** start **

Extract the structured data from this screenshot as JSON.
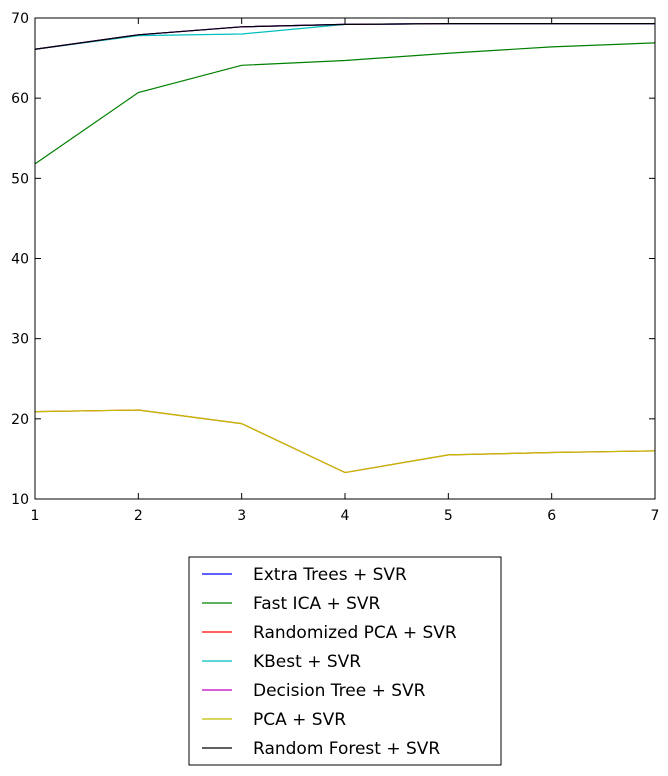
{
  "chart_data": {
    "type": "line",
    "title": "",
    "xlabel": "",
    "ylabel": "",
    "xlim": [
      1,
      7
    ],
    "ylim": [
      10,
      70
    ],
    "x_ticks": [
      1,
      2,
      3,
      4,
      5,
      6,
      7
    ],
    "y_ticks": [
      10,
      20,
      30,
      40,
      50,
      60,
      70
    ],
    "grid": false,
    "legend_placement": "below",
    "x": [
      1,
      2,
      3,
      4,
      5,
      6,
      7
    ],
    "series": [
      {
        "name": "Extra Trees + SVR",
        "color": "#0000ff",
        "values": [
          66.1,
          67.9,
          68.9,
          69.2,
          69.3,
          69.3,
          69.3
        ]
      },
      {
        "name": "Fast ICA + SVR",
        "color": "#008000",
        "values": [
          51.8,
          60.7,
          64.1,
          64.7,
          65.6,
          66.4,
          66.9
        ]
      },
      {
        "name": "Randomized PCA + SVR",
        "color": "#ff0000",
        "values": [
          20.9,
          21.1,
          19.4,
          13.3,
          15.5,
          15.8,
          16.0
        ]
      },
      {
        "name": "KBest + SVR",
        "color": "#00bfbf",
        "values": [
          66.1,
          67.8,
          68.0,
          69.2,
          69.3,
          69.3,
          69.3
        ]
      },
      {
        "name": "Decision Tree + SVR",
        "color": "#bf00bf",
        "values": [
          66.1,
          67.9,
          68.9,
          69.2,
          69.3,
          69.3,
          69.3
        ]
      },
      {
        "name": "PCA + SVR",
        "color": "#bfbf00",
        "values": [
          20.9,
          21.1,
          19.4,
          13.3,
          15.5,
          15.8,
          16.0
        ]
      },
      {
        "name": "Random Forest + SVR",
        "color": "#000000",
        "values": [
          66.1,
          67.9,
          68.9,
          69.2,
          69.3,
          69.3,
          69.3
        ]
      }
    ]
  }
}
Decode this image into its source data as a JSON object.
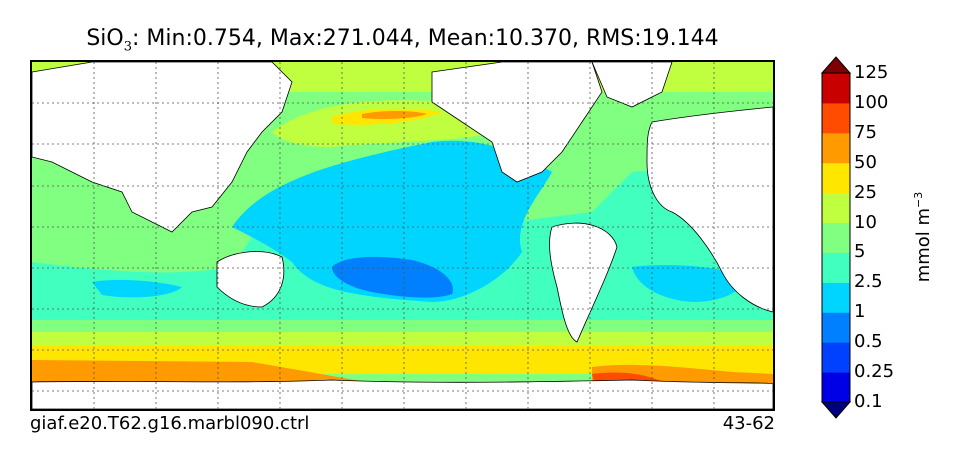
{
  "title": {
    "variable": "SiO",
    "subscript": "3",
    "stats": ": Min:0.754, Max:271.044, Mean:10.370, RMS:19.144"
  },
  "footer": {
    "case_name": "giaf.e20.T62.g16.marbl090.ctrl",
    "years": "43-62"
  },
  "colorbar": {
    "label": "mmol m",
    "label_exponent": "−3",
    "ticks": [
      "0.1",
      "0.25",
      "0.5",
      "1",
      "2.5",
      "5",
      "10",
      "25",
      "50",
      "75",
      "100",
      "125"
    ],
    "colors": [
      "#00007f",
      "#0000e6",
      "#0040ff",
      "#0080ff",
      "#00d5ff",
      "#40ffbf",
      "#80ff80",
      "#bfff40",
      "#ffe600",
      "#ff9a00",
      "#ff4c00",
      "#c80000",
      "#7f0000"
    ],
    "extend": "both"
  },
  "map": {
    "projection": "cylindrical equidistant",
    "gridlines": true,
    "land_color": "#ffffff",
    "coastline_color": "#000000"
  }
}
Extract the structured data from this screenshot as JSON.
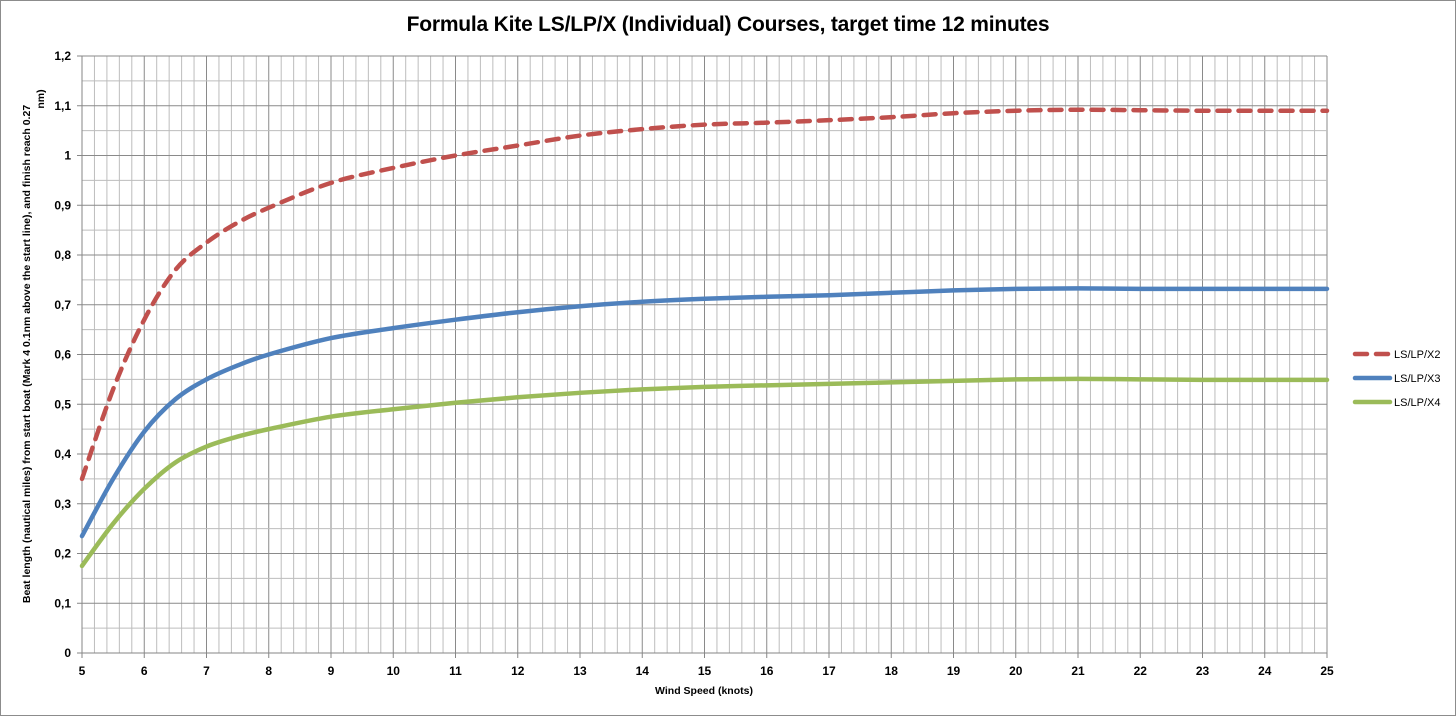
{
  "chart": {
    "title": "Formula Kite LS/LP/X (Individual) Courses, target time 12 minutes",
    "xlabel": "Wind Speed (knots)",
    "ylabel_line1": "Beat length (nautical miles) from start boat (Mark 4 0.1nm above the start line), and finish reach 0.27",
    "ylabel_line2": "nm)",
    "x_ticks": [
      "5",
      "6",
      "7",
      "8",
      "9",
      "10",
      "11",
      "12",
      "13",
      "14",
      "15",
      "16",
      "17",
      "18",
      "19",
      "20",
      "21",
      "22",
      "23",
      "24",
      "25"
    ],
    "y_ticks": [
      "0",
      "0,1",
      "0,2",
      "0,3",
      "0,4",
      "0,5",
      "0,6",
      "0,7",
      "0,8",
      "0,9",
      "1",
      "1,1",
      "1,2"
    ],
    "legend": [
      {
        "label": "LS/LP/X2",
        "color": "#c0504d",
        "style": "dashed"
      },
      {
        "label": "LS/LP/X3",
        "color": "#4f81bd",
        "style": "solid"
      },
      {
        "label": "LS/LP/X4",
        "color": "#9bbb59",
        "style": "solid"
      }
    ]
  },
  "chart_data": {
    "type": "line",
    "title": "Formula Kite LS/LP/X (Individual) Courses, target time 12 minutes",
    "xlabel": "Wind Speed (knots)",
    "ylabel": "Beat length (nautical miles) from start boat (Mark 4 0.1nm above the start line), and finish reach 0.27 nm)",
    "xlim": [
      5,
      25
    ],
    "ylim": [
      0,
      1.2
    ],
    "x_major_step": 1,
    "y_major_step": 0.1,
    "grid": true,
    "legend_position": "right",
    "x": [
      5,
      5.5,
      6,
      6.5,
      7,
      7.5,
      8,
      9,
      10,
      11,
      12,
      13,
      14,
      15,
      16,
      17,
      18,
      19,
      20,
      21,
      22,
      23,
      24,
      25
    ],
    "series": [
      {
        "name": "LS/LP/X2",
        "color": "#c0504d",
        "dash": "dashed",
        "values": [
          0.35,
          0.53,
          0.67,
          0.77,
          0.825,
          0.865,
          0.895,
          0.945,
          0.975,
          1.0,
          1.02,
          1.04,
          1.053,
          1.062,
          1.066,
          1.071,
          1.077,
          1.085,
          1.09,
          1.092,
          1.091,
          1.09,
          1.09,
          1.09
        ]
      },
      {
        "name": "LS/LP/X3",
        "color": "#4f81bd",
        "dash": "solid",
        "values": [
          0.235,
          0.35,
          0.445,
          0.51,
          0.55,
          0.578,
          0.6,
          0.633,
          0.653,
          0.67,
          0.685,
          0.697,
          0.706,
          0.712,
          0.716,
          0.719,
          0.724,
          0.729,
          0.732,
          0.733,
          0.732,
          0.732,
          0.732,
          0.732
        ]
      },
      {
        "name": "LS/LP/X4",
        "color": "#9bbb59",
        "dash": "solid",
        "values": [
          0.175,
          0.26,
          0.33,
          0.383,
          0.415,
          0.435,
          0.45,
          0.475,
          0.49,
          0.503,
          0.514,
          0.523,
          0.53,
          0.535,
          0.538,
          0.541,
          0.544,
          0.547,
          0.55,
          0.551,
          0.55,
          0.549,
          0.549,
          0.549
        ]
      }
    ]
  }
}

** end **

## Written problem
In the entries above, find lines with "length" and copy each.

## Final answer
    "ylabel_line1": "Beat length (nautical miles) from start boat (Mark 4 0.1nm above the start line), and finish reach 0.27",
    "ylabel": "Beat length (nautical miles) from start boat (Mark 4 0.1nm above the start line), and finish reach 0.27 nm)",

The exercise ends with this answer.